**Exercise description**
Transcribe the listing in full, excluding any pictures.

[Dataset records]
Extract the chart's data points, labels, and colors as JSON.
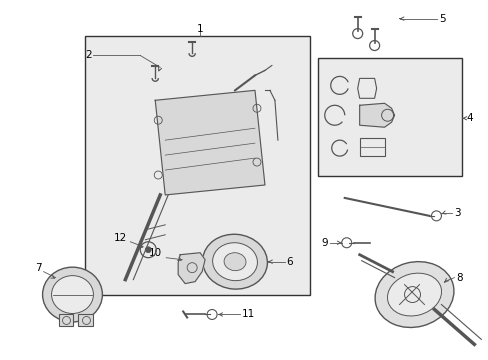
{
  "background_color": "#ffffff",
  "fig_width": 4.89,
  "fig_height": 3.6,
  "dpi": 100,
  "line_color": "#555555",
  "dark_color": "#333333",
  "fill_light": "#ebebeb",
  "fill_box": "#e8e8e8",
  "label_fontsize": 7.5
}
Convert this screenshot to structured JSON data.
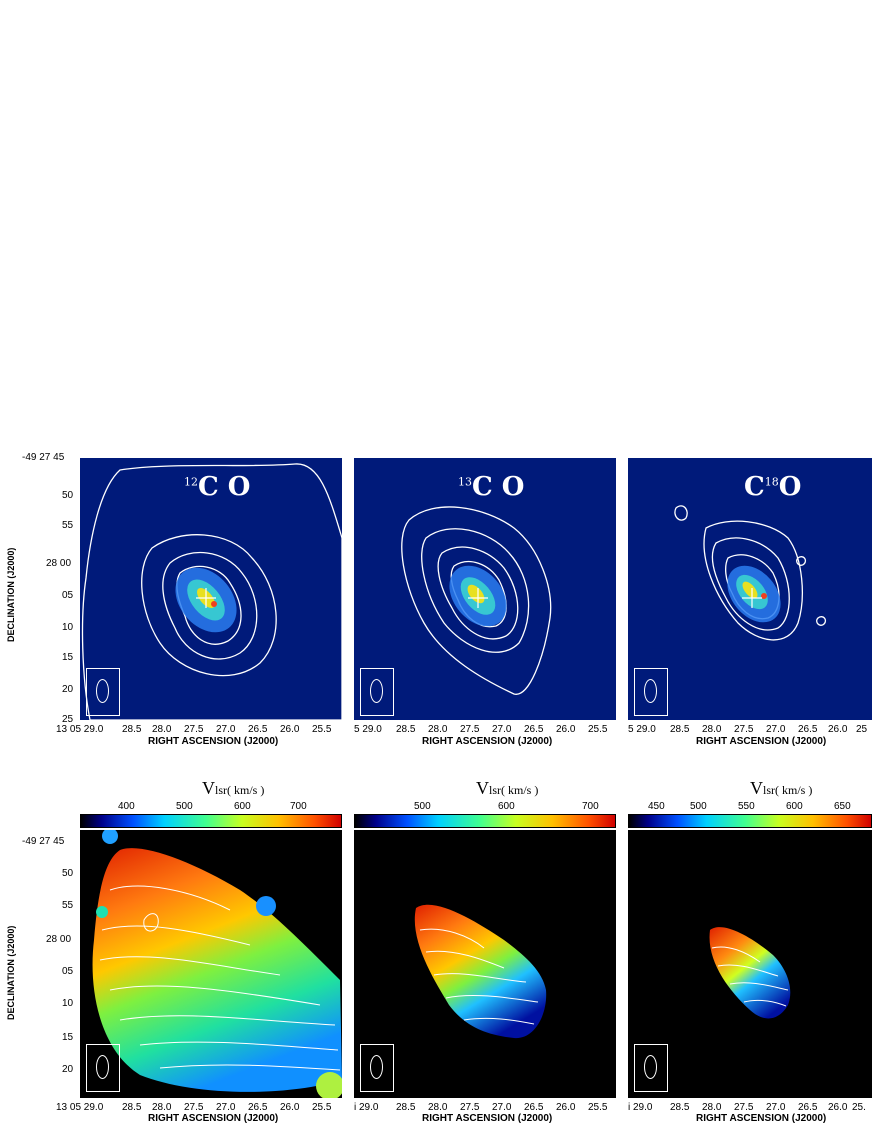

**Finished exercise**
Extract the chart's data points, labels, and colors as JSON.
{
  "background_color": "#ffffff",
  "fig_width": 4.89,
  "fig_height": 3.6,
  "dpi": 100,
  "line_color": "#555555",
  "dark_color": "#333333",
  "fill_light": "#ebebeb",
  "fill_box": "#e8e8e8",
  "label_fontsize": 7.5
}
Convert this screenshot to structured JSON data.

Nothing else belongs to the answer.